— start —

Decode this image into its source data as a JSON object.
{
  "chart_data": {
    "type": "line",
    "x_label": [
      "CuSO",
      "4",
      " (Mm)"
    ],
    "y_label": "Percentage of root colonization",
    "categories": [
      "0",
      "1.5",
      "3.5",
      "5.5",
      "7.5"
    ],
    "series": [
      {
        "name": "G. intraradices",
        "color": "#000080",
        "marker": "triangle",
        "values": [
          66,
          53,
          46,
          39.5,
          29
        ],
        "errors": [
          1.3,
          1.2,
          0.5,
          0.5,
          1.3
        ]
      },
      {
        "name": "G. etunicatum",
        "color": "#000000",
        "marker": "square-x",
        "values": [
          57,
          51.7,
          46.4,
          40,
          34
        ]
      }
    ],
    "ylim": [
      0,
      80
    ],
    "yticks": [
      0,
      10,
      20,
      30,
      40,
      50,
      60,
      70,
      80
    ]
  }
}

— end —

What is needed
Give back all the data exactly as written.

Final answer
Decode this image into its source data as a JSON object.
{
  "chart_data": {
    "type": "line",
    "x_label": [
      "CuSO",
      "4",
      " (Mm)"
    ],
    "y_label": "Percentage of root colonization",
    "categories": [
      "0",
      "1.5",
      "3.5",
      "5.5",
      "7.5"
    ],
    "series": [
      {
        "name": "G. intraradices",
        "color": "#000080",
        "marker": "triangle",
        "values": [
          66,
          53,
          46,
          39.5,
          29
        ],
        "errors": [
          1.3,
          1.2,
          0.5,
          0.5,
          1.3
        ]
      },
      {
        "name": "G. etunicatum",
        "color": "#000000",
        "marker": "square-x",
        "values": [
          57,
          51.7,
          46.4,
          40,
          34
        ]
      }
    ],
    "ylim": [
      0,
      80
    ],
    "yticks": [
      0,
      10,
      20,
      30,
      40,
      50,
      60,
      70,
      80
    ]
  }
}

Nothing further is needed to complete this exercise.